[BEGIN Material to process]

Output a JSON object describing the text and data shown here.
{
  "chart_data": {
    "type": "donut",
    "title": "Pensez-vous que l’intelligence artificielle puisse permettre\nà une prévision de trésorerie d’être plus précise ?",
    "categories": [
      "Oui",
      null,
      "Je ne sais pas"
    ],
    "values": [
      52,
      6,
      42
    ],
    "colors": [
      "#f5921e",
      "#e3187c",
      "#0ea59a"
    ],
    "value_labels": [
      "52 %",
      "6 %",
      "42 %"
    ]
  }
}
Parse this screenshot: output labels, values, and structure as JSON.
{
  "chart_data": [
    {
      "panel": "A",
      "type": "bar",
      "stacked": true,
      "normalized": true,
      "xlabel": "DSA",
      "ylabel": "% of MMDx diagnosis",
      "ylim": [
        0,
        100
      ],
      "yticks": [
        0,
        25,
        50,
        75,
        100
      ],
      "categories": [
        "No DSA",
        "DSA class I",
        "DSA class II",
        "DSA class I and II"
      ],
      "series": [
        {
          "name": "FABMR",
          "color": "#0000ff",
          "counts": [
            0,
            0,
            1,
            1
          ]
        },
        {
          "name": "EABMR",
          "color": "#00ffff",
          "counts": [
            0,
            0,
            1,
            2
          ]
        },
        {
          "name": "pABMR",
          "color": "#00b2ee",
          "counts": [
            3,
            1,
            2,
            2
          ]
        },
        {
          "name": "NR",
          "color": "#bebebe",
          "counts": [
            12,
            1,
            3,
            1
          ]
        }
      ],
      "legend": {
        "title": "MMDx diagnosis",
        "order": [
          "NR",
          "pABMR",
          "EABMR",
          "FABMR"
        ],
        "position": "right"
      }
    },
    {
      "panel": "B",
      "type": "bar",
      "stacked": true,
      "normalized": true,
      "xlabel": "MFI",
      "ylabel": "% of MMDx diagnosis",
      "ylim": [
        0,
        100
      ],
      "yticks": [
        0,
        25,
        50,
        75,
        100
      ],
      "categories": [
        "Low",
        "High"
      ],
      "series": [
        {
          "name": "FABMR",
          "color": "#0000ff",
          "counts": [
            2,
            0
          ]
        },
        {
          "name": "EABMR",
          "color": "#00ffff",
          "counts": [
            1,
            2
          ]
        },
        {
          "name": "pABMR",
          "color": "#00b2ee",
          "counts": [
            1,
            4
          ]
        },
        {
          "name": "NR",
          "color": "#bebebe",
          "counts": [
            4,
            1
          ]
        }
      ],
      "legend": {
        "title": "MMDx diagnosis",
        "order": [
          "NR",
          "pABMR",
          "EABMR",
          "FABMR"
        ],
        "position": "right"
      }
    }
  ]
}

[END Material to process]

**To be done:** Quote every entry exactly.

**Correct result:**
Output a JSON object describing the text and data shown here.
{
  "chart_data": {
    "type": "donut",
    "title": "Pensez-vous que l’intelligence artificielle puisse permettre\nà une prévision de trésorerie d’être plus précise ?",
    "categories": [
      "Oui",
      null,
      "Je ne sais pas"
    ],
    "values": [
      52,
      6,
      42
    ],
    "colors": [
      "#f5921e",
      "#e3187c",
      "#0ea59a"
    ],
    "value_labels": [
      "52 %",
      "6 %",
      "42 %"
    ]
  }
}
Parse this screenshot: output labels, values, and structure as JSON.
{
  "chart_data": [
    {
      "panel": "A",
      "type": "bar",
      "stacked": true,
      "normalized": true,
      "xlabel": "DSA",
      "ylabel": "% of MMDx diagnosis",
      "ylim": [
        0,
        100
      ],
      "yticks": [
        0,
        25,
        50,
        75,
        100
      ],
      "categories": [
        "No DSA",
        "DSA class I",
        "DSA class II",
        "DSA class I and II"
      ],
      "series": [
        {
          "name": "FABMR",
          "color": "#0000ff",
          "counts": [
            0,
            0,
            1,
            1
          ]
        },
        {
          "name": "EABMR",
          "color": "#00ffff",
          "counts": [
            0,
            0,
            1,
            2
          ]
        },
        {
          "name": "pABMR",
          "color": "#00b2ee",
          "counts": [
            3,
            1,
            2,
            2
          ]
        },
        {
          "name": "NR",
          "color": "#bebebe",
          "counts": [
            12,
            1,
            3,
            1
          ]
        }
      ],
      "legend": {
        "title": "MMDx diagnosis",
        "order": [
          "NR",
          "pABMR",
          "EABMR",
          "FABMR"
        ],
        "position": "right"
      }
    },
    {
      "panel": "B",
      "type": "bar",
      "stacked": true,
      "normalized": true,
      "xlabel": "MFI",
      "ylabel": "% of MMDx diagnosis",
      "ylim": [
        0,
        100
      ],
      "yticks": [
        0,
        25,
        50,
        75,
        100
      ],
      "categories": [
        "Low",
        "High"
      ],
      "series": [
        {
          "name": "FABMR",
          "color": "#0000ff",
          "counts": [
            2,
            0
          ]
        },
        {
          "name": "EABMR",
          "color": "#00ffff",
          "counts": [
            1,
            2
          ]
        },
        {
          "name": "pABMR",
          "color": "#00b2ee",
          "counts": [
            1,
            4
          ]
        },
        {
          "name": "NR",
          "color": "#bebebe",
          "counts": [
            4,
            1
          ]
        }
      ],
      "legend": {
        "title": "MMDx diagnosis",
        "order": [
          "NR",
          "pABMR",
          "EABMR",
          "FABMR"
        ],
        "position": "right"
      }
    }
  ]
}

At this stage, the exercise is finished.